## WRITTEN PROBLEM:
Return the entries below verbatim. Pictures stay out.

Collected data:
* Begin *

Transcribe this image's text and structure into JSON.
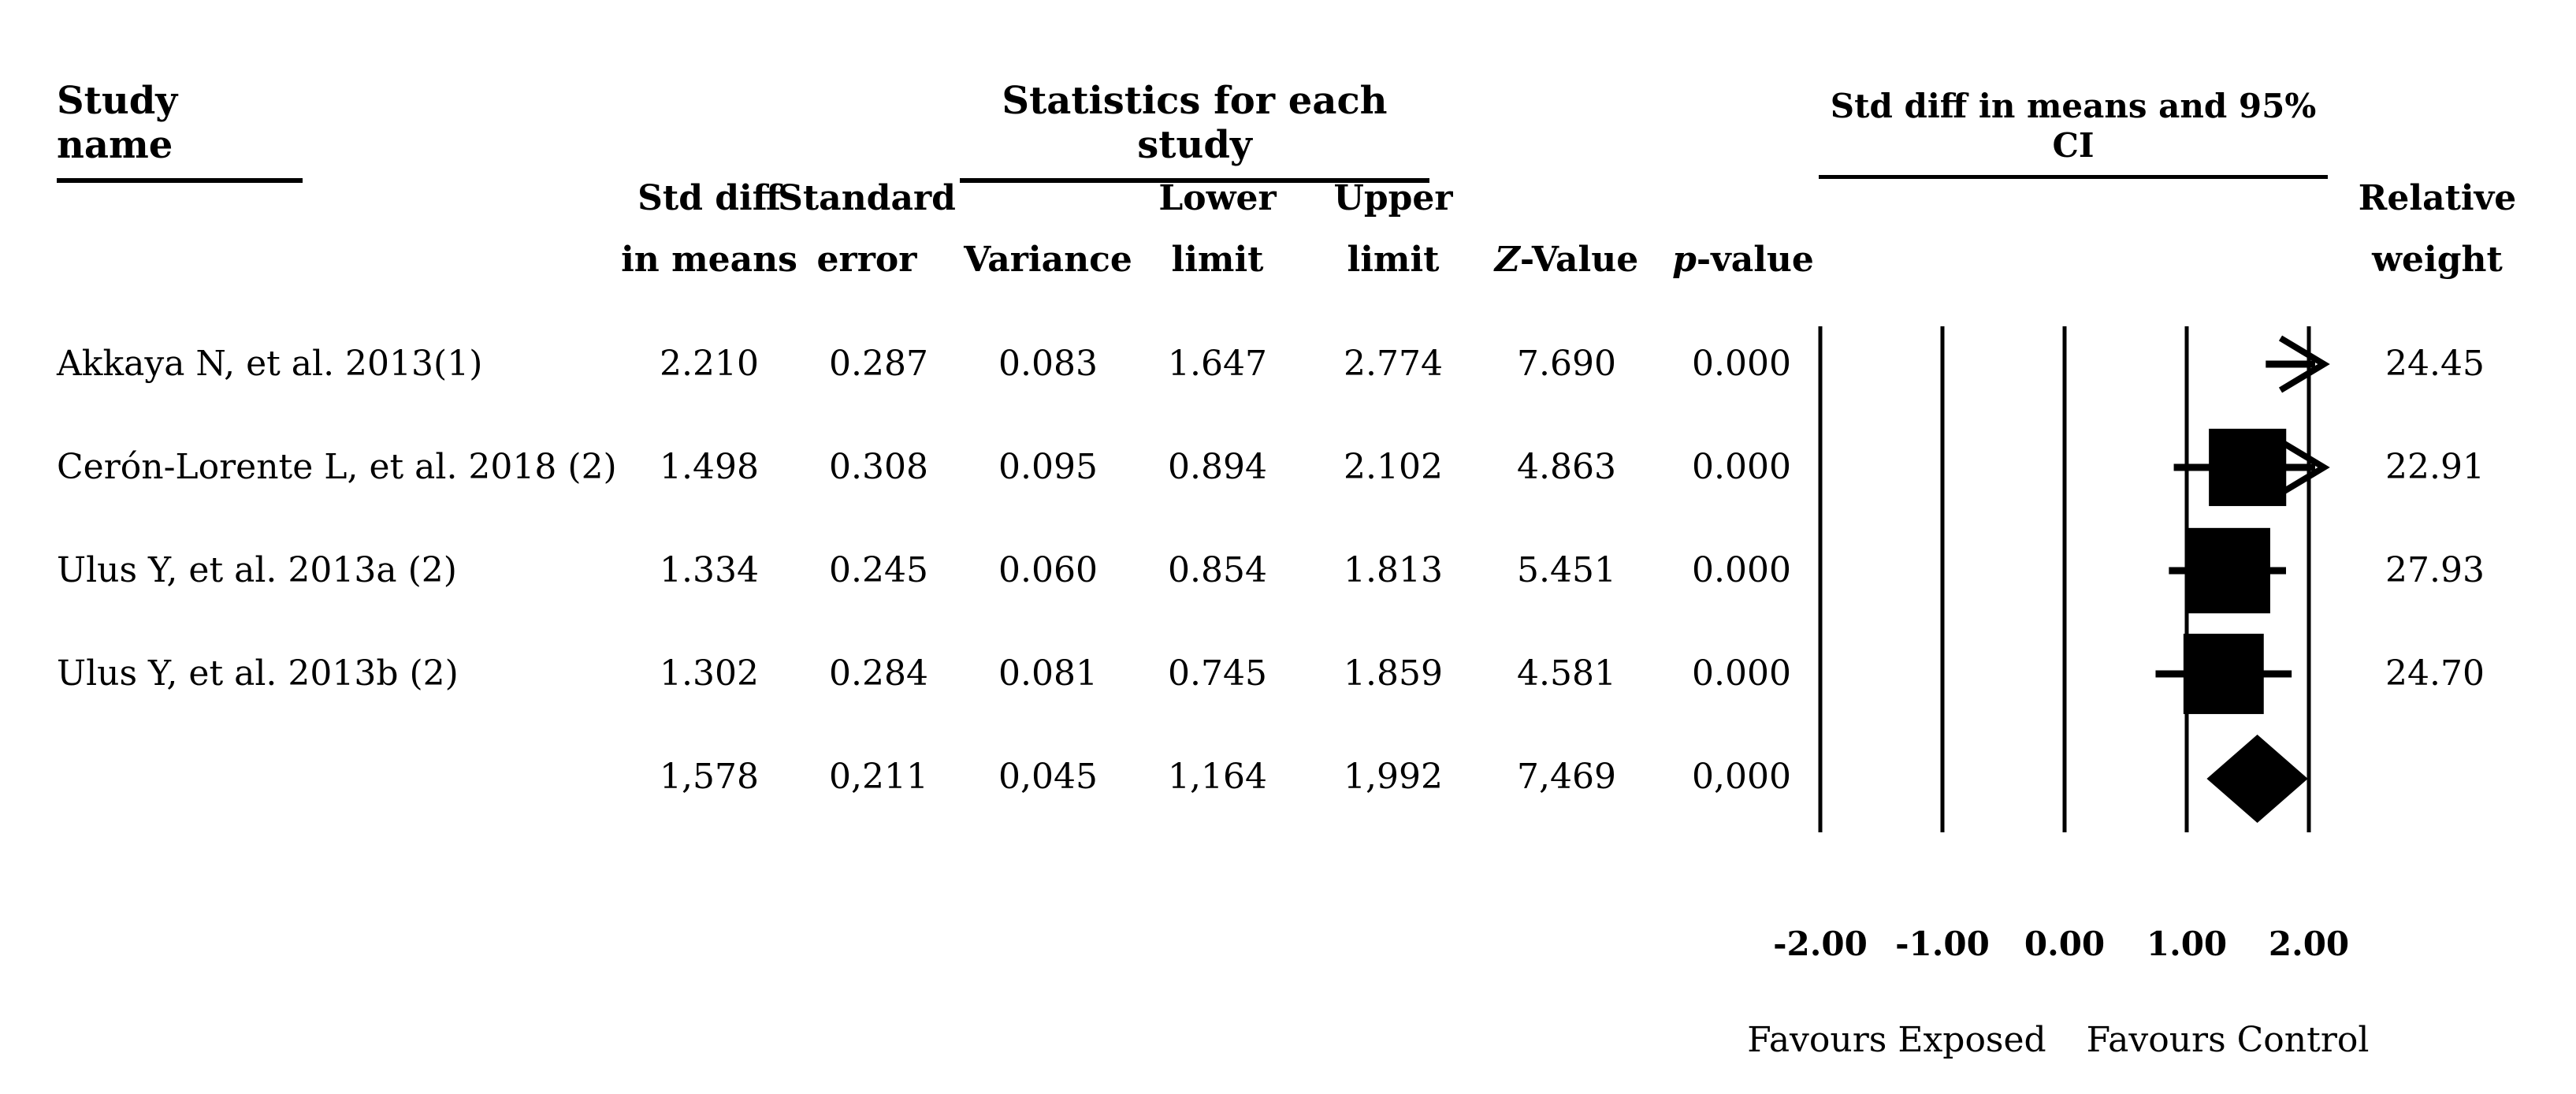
{
  "page": {
    "background": "#ffffff",
    "text_color": "#000000"
  },
  "headers": {
    "study_name": "Study name",
    "statistics": "Statistics for each study",
    "col_std_diff_1": "Std diff",
    "col_std_diff_2": "in means",
    "col_se_1": "Standard",
    "col_se_2": "error",
    "col_variance": "Variance",
    "col_lower_1": "Lower",
    "col_lower_2": "limit",
    "col_upper_1": "Upper",
    "col_upper_2": "limit",
    "col_z_italic": "Z",
    "col_z_rest": "-Value",
    "col_p_italic": "p",
    "col_p_rest": "-value",
    "col_weight_1": "Relative",
    "col_weight_2": "weight"
  },
  "rows": [
    {
      "name": "Akkaya N, et al. 2013(1)",
      "std_diff": "2.210",
      "std_err": "0.287",
      "variance": "0.083",
      "lower": "1.647",
      "upper": "2.774",
      "z": "7.690",
      "p": "0.000",
      "weight": "24.45"
    },
    {
      "name": "Cerón-Lorente L, et al. 2018 (2)",
      "std_diff": "1.498",
      "std_err": "0.308",
      "variance": "0.095",
      "lower": "0.894",
      "upper": "2.102",
      "z": "4.863",
      "p": "0.000",
      "weight": "22.91"
    },
    {
      "name": "Ulus Y, et al. 2013a (2)",
      "std_diff": "1.334",
      "std_err": "0.245",
      "variance": "0.060",
      "lower": "0.854",
      "upper": "1.813",
      "z": "5.451",
      "p": "0.000",
      "weight": "27.93"
    },
    {
      "name": "Ulus Y, et al. 2013b (2)",
      "std_diff": "1.302",
      "std_err": "0.284",
      "variance": "0.081",
      "lower": "0.745",
      "upper": "1.859",
      "z": "4.581",
      "p": "0.000",
      "weight": "24.70"
    }
  ],
  "summary_row": {
    "std_diff": "1,578",
    "std_err": "0,211",
    "variance": "0,045",
    "lower": "1,164",
    "upper": "1,992",
    "z": "7,469",
    "p": "0,000"
  },
  "chart_data": {
    "type": "forest",
    "title": "Std diff in means and 95% CI",
    "xlim": [
      -2,
      2
    ],
    "x_ticks": [
      -2,
      -1,
      0,
      1,
      2
    ],
    "x_tick_labels": [
      "-2.00",
      "-1.00",
      "0.00",
      "1.00",
      "2.00"
    ],
    "favours_left": "Favours Exposed",
    "favours_right": "Favours Control",
    "grid_color": "#000000",
    "marker_color": "#000000",
    "studies": [
      {
        "name": "Akkaya N, et al. 2013(1)",
        "mean": 2.21,
        "lower": 1.647,
        "upper": 2.774,
        "weight": 24.45
      },
      {
        "name": "Cerón-Lorente L, et al. 2018 (2)",
        "mean": 1.498,
        "lower": 0.894,
        "upper": 2.102,
        "weight": 22.91
      },
      {
        "name": "Ulus Y, et al. 2013a (2)",
        "mean": 1.334,
        "lower": 0.854,
        "upper": 1.813,
        "weight": 27.93
      },
      {
        "name": "Ulus Y, et al. 2013b (2)",
        "mean": 1.302,
        "lower": 0.745,
        "upper": 1.859,
        "weight": 24.7
      }
    ],
    "summary": {
      "mean": 1.578,
      "lower": 1.164,
      "upper": 1.992
    }
  }
}
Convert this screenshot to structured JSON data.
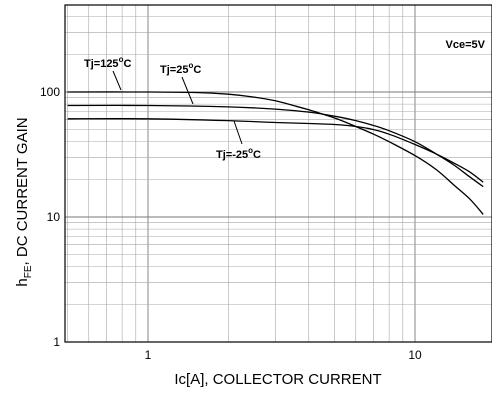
{
  "chart_data": {
    "type": "line",
    "xscale": "log",
    "yscale": "log",
    "xlim": [
      0.5,
      18
    ],
    "ylim": [
      1,
      500
    ],
    "grid": true,
    "xlabel": "Ic[A], COLLECTOR CURRENT",
    "ylabel": {
      "main": "h",
      "sub": "FE",
      "rest": ", DC CURRENT GAIN"
    },
    "x_ticks": [
      {
        "value": 1,
        "label": "1"
      },
      {
        "value": 10,
        "label": "10"
      }
    ],
    "y_ticks": [
      {
        "value": 1,
        "label": "1"
      },
      {
        "value": 10,
        "label": "10"
      },
      {
        "value": 100,
        "label": "100"
      }
    ],
    "condition": "Vce=5V",
    "series": [
      {
        "name": "Tj=125°C",
        "points": [
          [
            0.5,
            100
          ],
          [
            1,
            100
          ],
          [
            1.5,
            99
          ],
          [
            2,
            96
          ],
          [
            2.5,
            91
          ],
          [
            3,
            85
          ],
          [
            3.5,
            78
          ],
          [
            4,
            72
          ],
          [
            5,
            62
          ],
          [
            6,
            53
          ],
          [
            7,
            46
          ],
          [
            8,
            40
          ],
          [
            10,
            31
          ],
          [
            12,
            24
          ],
          [
            14,
            18
          ],
          [
            16,
            14
          ],
          [
            18,
            10.5
          ]
        ]
      },
      {
        "name": "Tj=25°C",
        "points": [
          [
            0.5,
            78
          ],
          [
            1,
            78
          ],
          [
            2,
            76
          ],
          [
            3,
            73
          ],
          [
            4,
            69
          ],
          [
            5,
            64
          ],
          [
            6,
            59
          ],
          [
            7,
            54
          ],
          [
            8,
            49
          ],
          [
            10,
            40
          ],
          [
            12,
            32
          ],
          [
            14,
            26
          ],
          [
            16,
            21
          ],
          [
            18,
            17.5
          ]
        ]
      },
      {
        "name": "Tj=-25°C",
        "points": [
          [
            0.5,
            61
          ],
          [
            1,
            61
          ],
          [
            2,
            59
          ],
          [
            3,
            57
          ],
          [
            4,
            56
          ],
          [
            5,
            55
          ],
          [
            6,
            53
          ],
          [
            7,
            50
          ],
          [
            8,
            46
          ],
          [
            10,
            38
          ],
          [
            12,
            32
          ],
          [
            14,
            27
          ],
          [
            16,
            23
          ],
          [
            18,
            19
          ]
        ]
      }
    ],
    "annotations": [
      {
        "series": "Tj=125°C",
        "label_main": "Tj=125",
        "label_deg": "o",
        "label_unit": "C"
      },
      {
        "series": "Tj=25°C",
        "label_main": "Tj=25",
        "label_deg": "o",
        "label_unit": "C"
      },
      {
        "series": "Tj=-25°C",
        "label_main": "Tj=-25",
        "label_deg": "o",
        "label_unit": "C"
      }
    ]
  }
}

* End *

## FINAL ANSWER:
Transcribe this image's text and structure into JSON.
{
  "page": {
    "background": "#ffffff",
    "text_color": "#000000"
  },
  "headers": {
    "study_name": "Study name",
    "statistics": "Statistics for each study",
    "col_std_diff_1": "Std diff",
    "col_std_diff_2": "in means",
    "col_se_1": "Standard",
    "col_se_2": "error",
    "col_variance": "Variance",
    "col_lower_1": "Lower",
    "col_lower_2": "limit",
    "col_upper_1": "Upper",
    "col_upper_2": "limit",
    "col_z_italic": "Z",
    "col_z_rest": "-Value",
    "col_p_italic": "p",
    "col_p_rest": "-value",
    "col_weight_1": "Relative",
    "col_weight_2": "weight"
  },
  "rows": [
    {
      "name": "Akkaya N, et al. 2013(1)",
      "std_diff": "2.210",
      "std_err": "0.287",
      "variance": "0.083",
      "lower": "1.647",
      "upper": "2.774",
      "z": "7.690",
      "p": "0.000",
      "weight": "24.45"
    },
    {
      "name": "Cerón-Lorente L, et al. 2018 (2)",
      "std_diff": "1.498",
      "std_err": "0.308",
      "variance": "0.095",
      "lower": "0.894",
      "upper": "2.102",
      "z": "4.863",
      "p": "0.000",
      "weight": "22.91"
    },
    {
      "name": "Ulus Y, et al. 2013a (2)",
      "std_diff": "1.334",
      "std_err": "0.245",
      "variance": "0.060",
      "lower": "0.854",
      "upper": "1.813",
      "z": "5.451",
      "p": "0.000",
      "weight": "27.93"
    },
    {
      "name": "Ulus Y, et al. 2013b (2)",
      "std_diff": "1.302",
      "std_err": "0.284",
      "variance": "0.081",
      "lower": "0.745",
      "upper": "1.859",
      "z": "4.581",
      "p": "0.000",
      "weight": "24.70"
    }
  ],
  "summary_row": {
    "std_diff": "1,578",
    "std_err": "0,211",
    "variance": "0,045",
    "lower": "1,164",
    "upper": "1,992",
    "z": "7,469",
    "p": "0,000"
  },
  "chart_data": {
    "type": "forest",
    "title": "Std diff in means and 95% CI",
    "xlim": [
      -2,
      2
    ],
    "x_ticks": [
      -2,
      -1,
      0,
      1,
      2
    ],
    "x_tick_labels": [
      "-2.00",
      "-1.00",
      "0.00",
      "1.00",
      "2.00"
    ],
    "favours_left": "Favours Exposed",
    "favours_right": "Favours Control",
    "grid_color": "#000000",
    "marker_color": "#000000",
    "studies": [
      {
        "name": "Akkaya N, et al. 2013(1)",
        "mean": 2.21,
        "lower": 1.647,
        "upper": 2.774,
        "weight": 24.45
      },
      {
        "name": "Cerón-Lorente L, et al. 2018 (2)",
        "mean": 1.498,
        "lower": 0.894,
        "upper": 2.102,
        "weight": 22.91
      },
      {
        "name": "Ulus Y, et al. 2013a (2)",
        "mean": 1.334,
        "lower": 0.854,
        "upper": 1.813,
        "weight": 27.93
      },
      {
        "name": "Ulus Y, et al. 2013b (2)",
        "mean": 1.302,
        "lower": 0.745,
        "upper": 1.859,
        "weight": 24.7
      }
    ],
    "summary": {
      "mean": 1.578,
      "lower": 1.164,
      "upper": 1.992
    }
  }
}
Convert this screenshot to structured JSON data.
{
  "chart_data": {
    "type": "line",
    "xscale": "log",
    "yscale": "log",
    "xlim": [
      0.5,
      18
    ],
    "ylim": [
      1,
      500
    ],
    "grid": true,
    "xlabel": "Ic[A], COLLECTOR CURRENT",
    "ylabel": {
      "main": "h",
      "sub": "FE",
      "rest": ", DC CURRENT GAIN"
    },
    "x_ticks": [
      {
        "value": 1,
        "label": "1"
      },
      {
        "value": 10,
        "label": "10"
      }
    ],
    "y_ticks": [
      {
        "value": 1,
        "label": "1"
      },
      {
        "value": 10,
        "label": "10"
      },
      {
        "value": 100,
        "label": "100"
      }
    ],
    "condition": "Vce=5V",
    "series": [
      {
        "name": "Tj=125°C",
        "points": [
          [
            0.5,
            100
          ],
          [
            1,
            100
          ],
          [
            1.5,
            99
          ],
          [
            2,
            96
          ],
          [
            2.5,
            91
          ],
          [
            3,
            85
          ],
          [
            3.5,
            78
          ],
          [
            4,
            72
          ],
          [
            5,
            62
          ],
          [
            6,
            53
          ],
          [
            7,
            46
          ],
          [
            8,
            40
          ],
          [
            10,
            31
          ],
          [
            12,
            24
          ],
          [
            14,
            18
          ],
          [
            16,
            14
          ],
          [
            18,
            10.5
          ]
        ]
      },
      {
        "name": "Tj=25°C",
        "points": [
          [
            0.5,
            78
          ],
          [
            1,
            78
          ],
          [
            2,
            76
          ],
          [
            3,
            73
          ],
          [
            4,
            69
          ],
          [
            5,
            64
          ],
          [
            6,
            59
          ],
          [
            7,
            54
          ],
          [
            8,
            49
          ],
          [
            10,
            40
          ],
          [
            12,
            32
          ],
          [
            14,
            26
          ],
          [
            16,
            21
          ],
          [
            18,
            17.5
          ]
        ]
      },
      {
        "name": "Tj=-25°C",
        "points": [
          [
            0.5,
            61
          ],
          [
            1,
            61
          ],
          [
            2,
            59
          ],
          [
            3,
            57
          ],
          [
            4,
            56
          ],
          [
            5,
            55
          ],
          [
            6,
            53
          ],
          [
            7,
            50
          ],
          [
            8,
            46
          ],
          [
            10,
            38
          ],
          [
            12,
            32
          ],
          [
            14,
            27
          ],
          [
            16,
            23
          ],
          [
            18,
            19
          ]
        ]
      }
    ],
    "annotations": [
      {
        "series": "Tj=125°C",
        "label_main": "Tj=125",
        "label_deg": "o",
        "label_unit": "C"
      },
      {
        "series": "Tj=25°C",
        "label_main": "Tj=25",
        "label_deg": "o",
        "label_unit": "C"
      },
      {
        "series": "Tj=-25°C",
        "label_main": "Tj=-25",
        "label_deg": "o",
        "label_unit": "C"
      }
    ]
  }
}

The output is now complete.